DO THIS
Please copy the records from their start through the line containing "teamviewer-icon (946, 5, 970, 29)", swapping "text-editor-tray" for "notepad-tray" and leaving everything else unchanged. Return only those lines.
── DATA RECORDS
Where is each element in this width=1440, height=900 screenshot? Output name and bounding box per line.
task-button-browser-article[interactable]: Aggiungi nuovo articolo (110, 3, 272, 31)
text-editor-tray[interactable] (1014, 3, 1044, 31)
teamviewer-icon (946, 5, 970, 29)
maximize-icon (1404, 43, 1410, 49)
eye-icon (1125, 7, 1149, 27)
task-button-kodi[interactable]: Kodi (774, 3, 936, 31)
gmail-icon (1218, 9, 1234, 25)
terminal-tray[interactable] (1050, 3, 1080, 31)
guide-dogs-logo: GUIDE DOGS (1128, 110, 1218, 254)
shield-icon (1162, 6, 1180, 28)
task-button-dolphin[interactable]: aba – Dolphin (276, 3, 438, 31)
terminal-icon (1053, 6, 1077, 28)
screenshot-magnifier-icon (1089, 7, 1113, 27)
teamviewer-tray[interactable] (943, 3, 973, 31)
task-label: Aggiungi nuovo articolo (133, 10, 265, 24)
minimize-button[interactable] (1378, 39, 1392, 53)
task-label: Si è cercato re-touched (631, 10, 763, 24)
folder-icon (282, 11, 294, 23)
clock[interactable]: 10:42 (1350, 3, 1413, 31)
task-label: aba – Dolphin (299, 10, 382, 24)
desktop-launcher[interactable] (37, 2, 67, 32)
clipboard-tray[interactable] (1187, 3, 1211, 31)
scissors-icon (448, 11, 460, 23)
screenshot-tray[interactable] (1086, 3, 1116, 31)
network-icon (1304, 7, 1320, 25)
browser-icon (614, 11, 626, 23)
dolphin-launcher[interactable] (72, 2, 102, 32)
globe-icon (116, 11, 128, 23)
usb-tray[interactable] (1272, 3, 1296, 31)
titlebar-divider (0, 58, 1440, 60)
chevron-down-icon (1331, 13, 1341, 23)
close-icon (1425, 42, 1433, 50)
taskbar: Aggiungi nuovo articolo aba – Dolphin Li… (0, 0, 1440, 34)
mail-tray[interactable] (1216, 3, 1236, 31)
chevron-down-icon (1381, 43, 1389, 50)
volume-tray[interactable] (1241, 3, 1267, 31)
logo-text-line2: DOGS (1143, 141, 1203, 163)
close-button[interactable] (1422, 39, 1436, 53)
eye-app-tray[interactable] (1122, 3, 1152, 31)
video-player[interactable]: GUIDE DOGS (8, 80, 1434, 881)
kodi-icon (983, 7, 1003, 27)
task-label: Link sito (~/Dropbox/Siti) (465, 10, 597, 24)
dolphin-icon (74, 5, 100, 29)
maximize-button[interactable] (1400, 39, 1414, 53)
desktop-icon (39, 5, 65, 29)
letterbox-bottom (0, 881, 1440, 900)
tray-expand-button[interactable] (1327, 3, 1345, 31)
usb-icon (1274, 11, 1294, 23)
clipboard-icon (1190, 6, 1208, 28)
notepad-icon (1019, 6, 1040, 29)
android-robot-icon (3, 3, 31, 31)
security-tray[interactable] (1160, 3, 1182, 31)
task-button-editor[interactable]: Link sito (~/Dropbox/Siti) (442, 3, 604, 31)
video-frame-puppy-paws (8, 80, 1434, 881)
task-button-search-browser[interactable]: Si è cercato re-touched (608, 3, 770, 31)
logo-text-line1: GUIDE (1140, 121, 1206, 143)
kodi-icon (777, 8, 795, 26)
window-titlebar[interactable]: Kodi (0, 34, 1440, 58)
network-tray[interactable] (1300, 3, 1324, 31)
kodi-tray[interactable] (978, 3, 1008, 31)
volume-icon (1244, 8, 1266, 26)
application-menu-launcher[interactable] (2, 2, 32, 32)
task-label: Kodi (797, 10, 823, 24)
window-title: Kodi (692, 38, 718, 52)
────
RESPONSE BELOW
Where is each element in this width=1440, height=900 screenshot? Output name and bounding box per line.
task-button-browser-article[interactable]: Aggiungi nuovo articolo (110, 3, 272, 31)
notepad-tray[interactable] (1014, 3, 1044, 31)
teamviewer-icon (946, 5, 970, 29)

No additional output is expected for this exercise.